Work to complete: Tally the lines below that contain "phpStudy". The number is the whole answer.

------ Raw data ------

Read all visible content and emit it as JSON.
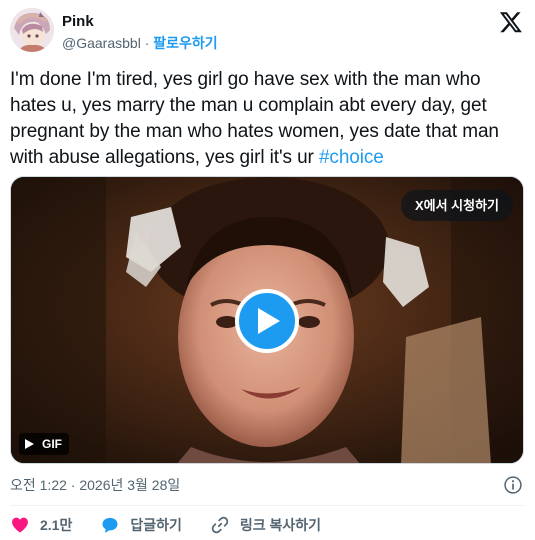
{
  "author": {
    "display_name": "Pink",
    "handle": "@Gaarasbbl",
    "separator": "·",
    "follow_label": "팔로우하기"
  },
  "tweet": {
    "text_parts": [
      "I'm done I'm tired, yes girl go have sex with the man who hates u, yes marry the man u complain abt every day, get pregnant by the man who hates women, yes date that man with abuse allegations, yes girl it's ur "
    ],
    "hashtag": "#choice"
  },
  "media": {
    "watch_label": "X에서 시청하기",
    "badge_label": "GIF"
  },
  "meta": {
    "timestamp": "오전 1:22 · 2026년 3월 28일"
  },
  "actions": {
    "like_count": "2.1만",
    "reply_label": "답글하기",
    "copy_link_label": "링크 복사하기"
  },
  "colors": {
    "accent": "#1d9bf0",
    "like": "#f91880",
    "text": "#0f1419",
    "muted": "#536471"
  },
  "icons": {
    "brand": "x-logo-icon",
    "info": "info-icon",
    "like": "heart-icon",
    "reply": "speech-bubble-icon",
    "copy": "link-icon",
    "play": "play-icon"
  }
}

------
------ Raw data ------

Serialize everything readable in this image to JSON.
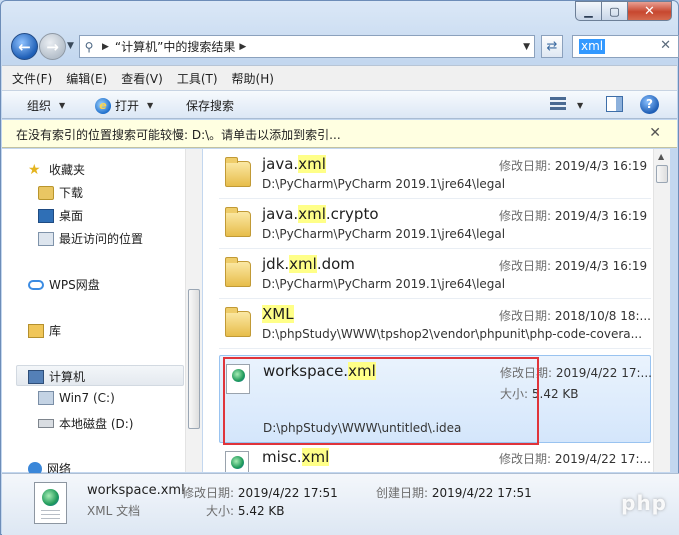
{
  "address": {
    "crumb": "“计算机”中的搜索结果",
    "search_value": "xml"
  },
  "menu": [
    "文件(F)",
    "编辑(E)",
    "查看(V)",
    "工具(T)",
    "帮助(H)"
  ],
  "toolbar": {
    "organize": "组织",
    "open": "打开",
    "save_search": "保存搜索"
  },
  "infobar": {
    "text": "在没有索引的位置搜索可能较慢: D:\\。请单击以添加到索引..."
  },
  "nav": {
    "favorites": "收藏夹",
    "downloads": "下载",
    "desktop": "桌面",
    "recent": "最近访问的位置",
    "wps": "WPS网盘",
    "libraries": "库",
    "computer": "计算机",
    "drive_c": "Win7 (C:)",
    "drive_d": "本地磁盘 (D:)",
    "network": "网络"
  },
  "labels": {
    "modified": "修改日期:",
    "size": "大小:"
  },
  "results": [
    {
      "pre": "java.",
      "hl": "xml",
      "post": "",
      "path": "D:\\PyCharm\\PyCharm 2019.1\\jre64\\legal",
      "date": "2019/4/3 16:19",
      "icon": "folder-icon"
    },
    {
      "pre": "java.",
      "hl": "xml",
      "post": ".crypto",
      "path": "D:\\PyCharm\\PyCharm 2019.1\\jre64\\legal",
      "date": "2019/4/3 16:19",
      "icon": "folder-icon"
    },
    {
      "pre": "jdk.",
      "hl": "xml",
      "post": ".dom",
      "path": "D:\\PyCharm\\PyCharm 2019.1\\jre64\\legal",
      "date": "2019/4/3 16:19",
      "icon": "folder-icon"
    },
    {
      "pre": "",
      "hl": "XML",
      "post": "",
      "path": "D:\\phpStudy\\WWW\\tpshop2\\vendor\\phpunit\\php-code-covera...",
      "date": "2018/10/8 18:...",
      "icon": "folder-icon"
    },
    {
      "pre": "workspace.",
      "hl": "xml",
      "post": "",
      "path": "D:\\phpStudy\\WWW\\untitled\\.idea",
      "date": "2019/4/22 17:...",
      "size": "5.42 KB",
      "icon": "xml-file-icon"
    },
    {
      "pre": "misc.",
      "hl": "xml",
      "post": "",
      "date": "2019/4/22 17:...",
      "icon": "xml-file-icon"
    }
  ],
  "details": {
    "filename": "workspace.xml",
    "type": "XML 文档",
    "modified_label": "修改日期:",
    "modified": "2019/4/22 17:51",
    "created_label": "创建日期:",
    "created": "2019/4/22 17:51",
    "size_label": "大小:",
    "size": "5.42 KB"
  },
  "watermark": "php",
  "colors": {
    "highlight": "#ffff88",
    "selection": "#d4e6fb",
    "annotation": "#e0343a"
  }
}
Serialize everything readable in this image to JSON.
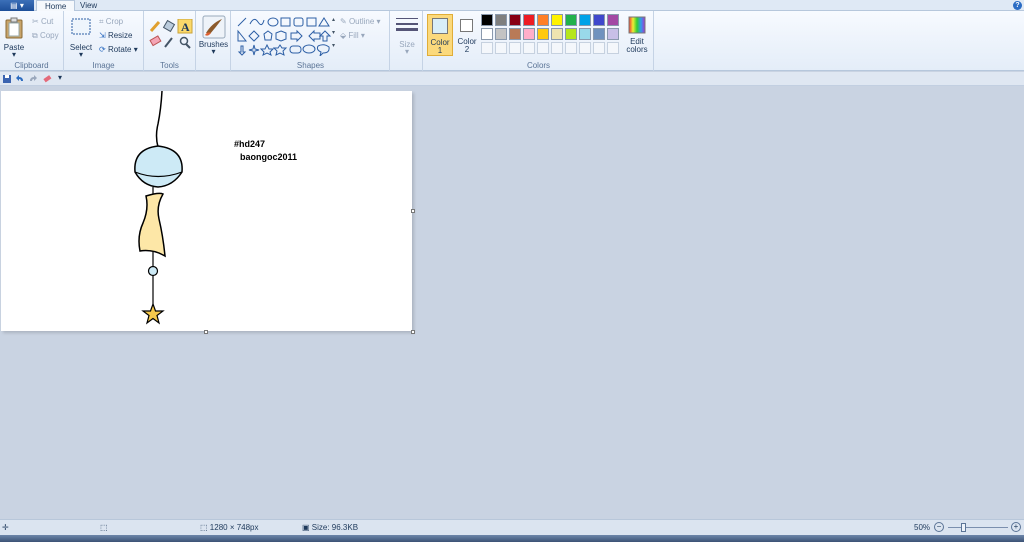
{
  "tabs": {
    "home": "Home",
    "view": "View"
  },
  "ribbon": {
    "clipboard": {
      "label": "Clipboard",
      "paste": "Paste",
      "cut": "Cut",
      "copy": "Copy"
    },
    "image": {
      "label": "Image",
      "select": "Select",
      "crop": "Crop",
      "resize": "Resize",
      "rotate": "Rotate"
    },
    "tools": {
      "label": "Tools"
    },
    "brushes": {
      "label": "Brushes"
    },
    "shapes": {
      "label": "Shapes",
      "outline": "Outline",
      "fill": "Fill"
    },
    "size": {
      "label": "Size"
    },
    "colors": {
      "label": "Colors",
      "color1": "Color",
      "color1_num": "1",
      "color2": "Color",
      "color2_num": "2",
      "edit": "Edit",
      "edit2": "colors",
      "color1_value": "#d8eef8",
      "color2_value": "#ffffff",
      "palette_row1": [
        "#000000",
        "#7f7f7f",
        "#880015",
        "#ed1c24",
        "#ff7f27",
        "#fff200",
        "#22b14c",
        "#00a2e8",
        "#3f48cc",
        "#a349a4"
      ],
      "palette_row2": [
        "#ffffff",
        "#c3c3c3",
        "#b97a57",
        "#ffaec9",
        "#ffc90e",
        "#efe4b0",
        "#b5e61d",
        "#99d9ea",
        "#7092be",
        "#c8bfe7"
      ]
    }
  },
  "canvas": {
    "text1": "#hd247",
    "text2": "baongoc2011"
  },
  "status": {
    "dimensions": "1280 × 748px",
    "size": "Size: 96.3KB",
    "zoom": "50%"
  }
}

------

Written response: 2